> **PROBLEM DESCRIPTION**
Look for the string "derecho" and copy every line that has it.

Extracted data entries

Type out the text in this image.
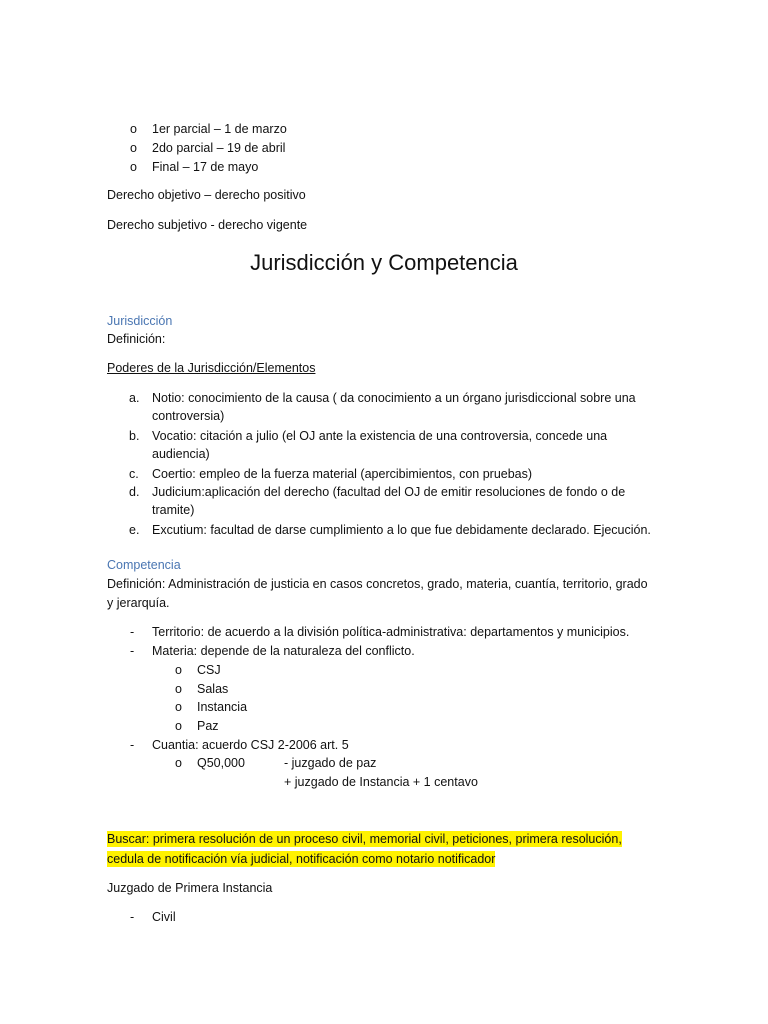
o 1er parcial – 1 de marzo
o 2do parcial – 19 de abril
o Final – 17 de mayo
Derecho objetivo – derecho positivo
Derecho subjetivo - derecho vigente
Jurisdicción y Competencia
Jurisdicción
Definición:
Poderes de la Jurisdicción/Elementos
a. Notio: conocimiento de la causa ( da conocimiento a un órgano jurisdiccional sobre una
controversia)
b. Vocatio: citación a julio (el OJ ante la existencia de una controversia, concede una
audiencia)
c. Coertio: empleo de la fuerza material (apercibimientos, con pruebas)
d. Judicium:aplicación del derecho (facultad del OJ de emitir resoluciones de fondo o de
tramite)
e. Excutium: facultad de darse cumplimiento a lo que fue debidamente declarado. Ejecución.
Competencia
Definición: Administración de justicia en casos concretos, grado, materia, cuantía, territorio, grado
y jerarquía.
- Territorio: de acuerdo a la división política-administrativa: departamentos y municipios.
- Materia: depende de la naturaleza del conflicto.
o CSJ
o Salas
o Instancia
o Paz
- Cuantia: acuerdo CSJ 2-2006 art. 5
o Q50,000	- juzgado de paz
+ juzgado de Instancia + 1 centavo
Buscar: primera resolución de un proceso civil, memorial civil, peticiones, primera resolución,
cedula de notificación vía judicial, notificación como notario notificador
Juzgado de Primera Instancia
- Civil
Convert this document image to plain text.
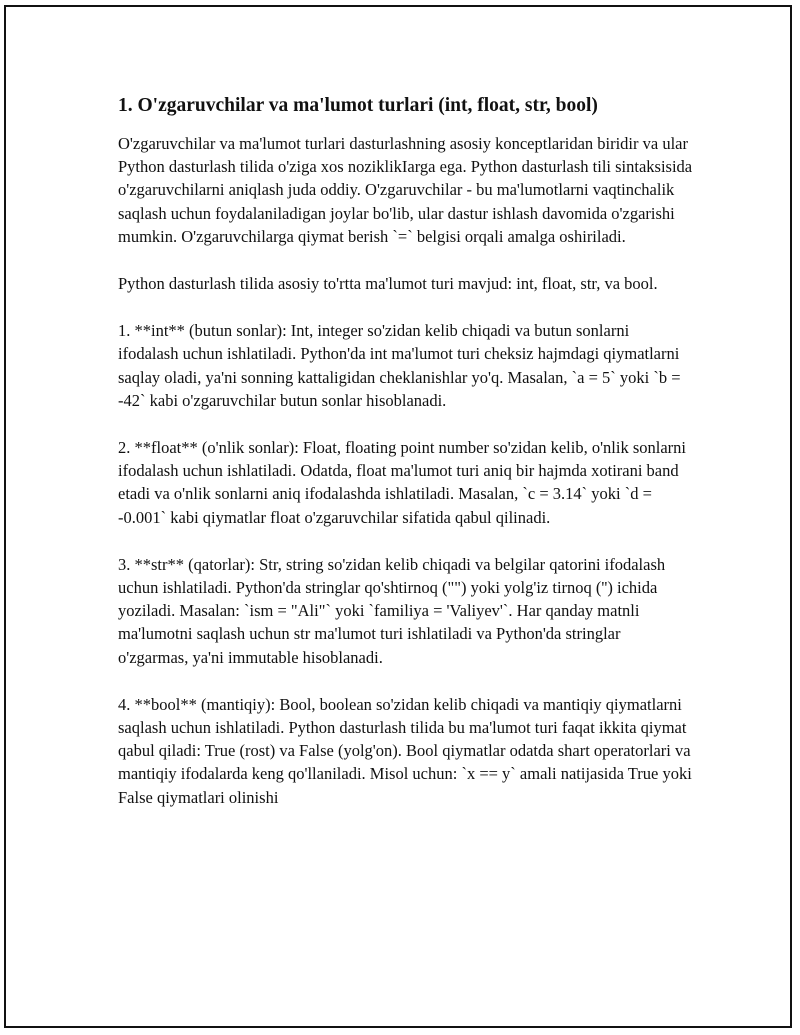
1. O'zgaruvchilar va ma'lumot turlari (int, float, str, bool)

O'zgaruvchilar va ma'lumot turlari dasturlashning asosiy konceptlaridan biridir va ular Python dasturlash tilida o'ziga xos noziklikIarga ega. Python dasturlash tili sintaksisida o'zgaruvchilarni aniqlash juda oddiy. O'zgaruvchilar - bu ma'lumotlarni vaqtinchalik saqlash uchun foydalaniladigan joylar bo'lib, ular dastur ishlash davomida o'zgarishi mumkin. O'zgaruvchilarga qiymat berish `=` belgisi orqali amalga oshiriladi.

Python dasturlash tilida asosiy to'rtta ma'lumot turi mavjud: int, float, str, va bool.

1. **int** (butun sonlar): Int, integer so'zidan kelib chiqadi va butun sonlarni ifodalash uchun ishlatiladi. Python'da int ma'lumot turi cheksiz hajmdagi qiymatlarni saqlay oladi, ya'ni sonning kattaligidan cheklanishlar yo'q. Masalan, `a = 5` yoki `b = -42` kabi o'zgaruvchilar butun sonlar hisoblanadi.

2. **float** (o'nlik sonlar): Float, floating point number so'zidan kelib, o'nlik sonlarni ifodalash uchun ishlatiladi. Odatda, float ma'lumot turi aniq bir hajmda xotirani band etadi va o'nlik sonlarni aniq ifodalashda ishlatiladi. Masalan, `c = 3.14` yoki `d = -0.001` kabi qiymatlar float o'zgaruvchilar sifatida qabul qilinadi.

3. **str** (qatorlar): Str, string so'zidan kelib chiqadi va belgilar qatorini ifodalash uchun ishlatiladi. Python'da stringlar qo'shtirnoq ("") yoki yolg'iz tirnoq ('') ichida yoziladi. Masalan: `ism = "Ali"` yoki `familiya = 'Valiyev'`. Har qanday matnli ma'lumotni saqlash uchun str ma'lumot turi ishlatiladi va Python'da stringlar o'zgarmas, ya'ni immutable hisoblanadi.

4. **bool** (mantiqiy): Bool, boolean so'zidan kelib chiqadi va mantiqiy qiymatlarni saqlash uchun ishlatiladi. Python dasturlash tilida bu ma'lumot turi faqat ikkita qiymat qabul qiladi: True (rost) va False (yolg'on). Bool qiymatlar odatda shart operatorlari va mantiqiy ifodalarda keng qo'llaniladi. Misol uchun: `x == y` amali natijasida True yoki False qiymatlari olinishi
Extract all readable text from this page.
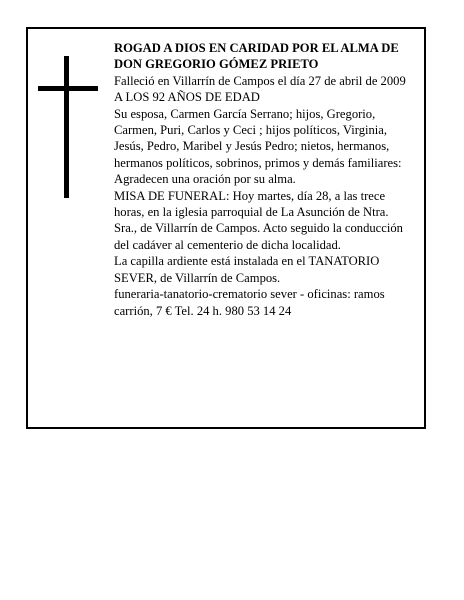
ROGAD A DIOS EN CARIDAD POR EL ALMA DE DON GREGORIO GÓMEZ PRIETO

Falleció en Villarrín de Campos el día 27 de abril de 2009

A LOS 92 AÑOS DE EDAD

Su esposa, Carmen García Serrano; hijos, Gregorio, Carmen, Puri, Carlos y Ceci ; hijos políticos, Virginia, Jesús, Pedro, Maribel y Jesús Pedro; nietos, hermanos, hermanos políticos, sobrinos, primos y demás familiares:

Agradecen una oración por su alma.

MISA DE FUNERAL: Hoy martes, día 28, a las trece horas, en la iglesia parroquial de La Asunción de Ntra. Sra., de Villarrín de Campos. Acto seguido la conducción del cadáver al cementerio de dicha localidad.

La capilla ardiente está instalada en el TANATORIO SEVER, de Villarrín de Campos.

funeraria-tanatorio-crematorio sever - oficinas: ramos carrión, 7 € Tel. 24 h. 980 53 14 24
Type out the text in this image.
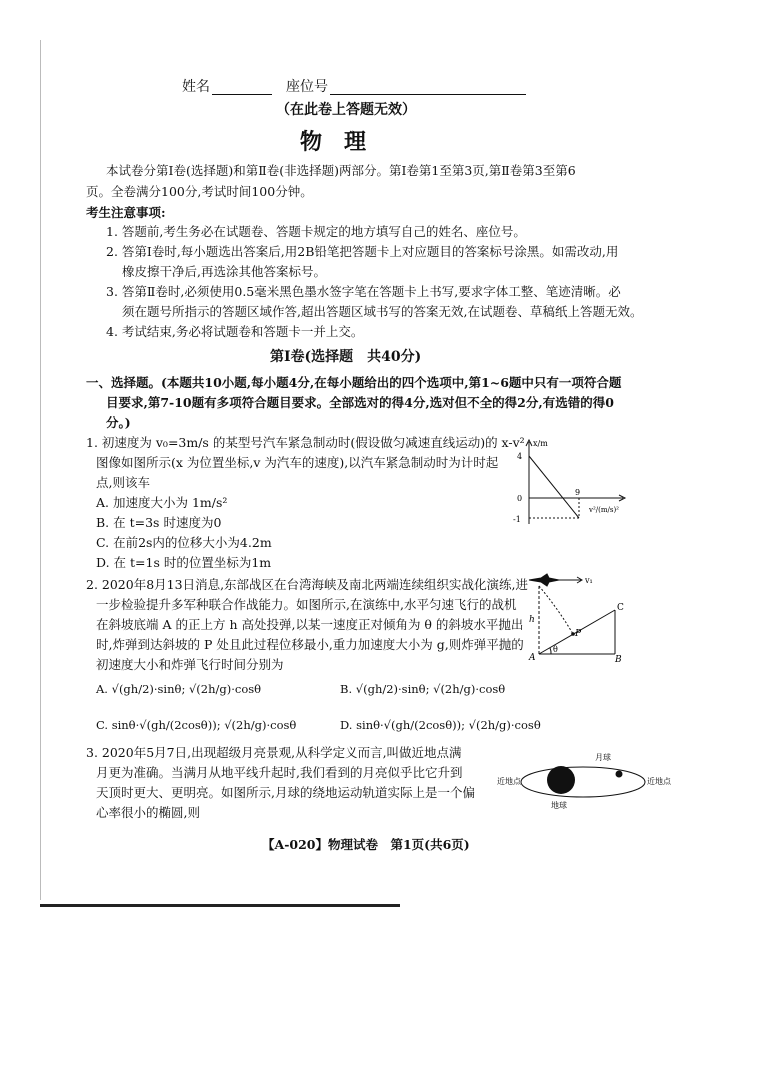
姓名	座位号
（在此卷上答题无效）
物　理
本试卷分第Ⅰ卷(选择题)和第Ⅱ卷(非选择题)两部分。第Ⅰ卷第1至第3页,第Ⅱ卷第3至第6
页。全卷满分100分,考试时间100分钟。
考生注意事项:
1. 答题前,考生务必在试题卷、答题卡规定的地方填写自己的姓名、座位号。
2. 答第Ⅰ卷时,每小题选出答案后,用2B铅笔把答题卡上对应题目的答案标号涂黑。如需改动,用
橡皮擦干净后,再选涂其他答案标号。
3. 答第Ⅱ卷时,必须使用0.5毫米黑色墨水签字笔在答题卡上书写,要求字体工整、笔迹清晰。必
须在题号所指示的答题区域作答,超出答题区域书写的答案无效,在试题卷、草稿纸上答题无效。
4. 考试结束,务必将试题卷和答题卡一并上交。
第Ⅰ卷(选择题　共40分)
一、选择题。(本题共10小题,每小题4分,在每小题给出的四个选项中,第1~6题中只有一项符合题
目要求,第7-10题有多项符合题目要求。全部选对的得4分,选对但不全的得2分,有选错的得0
分。)
1. 初速度为 v₀=3m/s 的某型号汽车紧急制动时(假设做匀减速直线运动)的 x-v²
图像如图所示(x 为位置坐标,v 为汽车的速度),以汽车紧急制动时为计时起
点,则该车
A. 加速度大小为 1m/s²
B. 在 t=3s 时速度为0
C. 在前2s内的位移大小为4.2m
D. 在 t=1s 时的位置坐标为1m
x/m
4
0
-1
9
v²/(m/s)²
2. 2020年8月13日消息,东部战区在台湾海峡及南北两端连续组织实战化演练,进
一步检验提升多军种联合作战能力。如图所示,在演练中,水平匀速飞行的战机
在斜坡底端 A 的正上方 h 高处投弹,以某一速度正对倾角为 θ 的斜坡水平抛出
时,炸弹到达斜坡的 P 处且此过程位移最小,重力加速度大小为 g,则炸弹平抛的
初速度大小和炸弹飞行时间分别为
A. √(gh/2)·sinθ; √(2h/g)·cosθ	B. √(gh/2)·sinθ; √(2h/g)·cosθ
C. sinθ·√(gh/(2cosθ)); √(2h/g)·cosθ	D. sinθ·√(gh/(2cosθ)); √(2h/g)·cosθ
v₁
h
C
P
A	B
θ
3. 2020年5月7日,出现超级月亮景观,从科学定义而言,叫做近地点满
月更为准确。当满月从地平线升起时,我们看到的月亮似乎比它升到
天顶时更大、更明亮。如图所示,月球的绕地运动轨道实际上是一个偏
心率很小的椭圆,则
月球
近地点	近地点
地球
【A-020】物理试卷　第1页(共6页)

> **WRITTEN SOLUTION**
Derecho objetivo – derecho positivo
Derecho subjetivo - derecho vigente
d. Judicium:aplicación del derecho (facultad del OJ de emitir resoluciones de fondo o de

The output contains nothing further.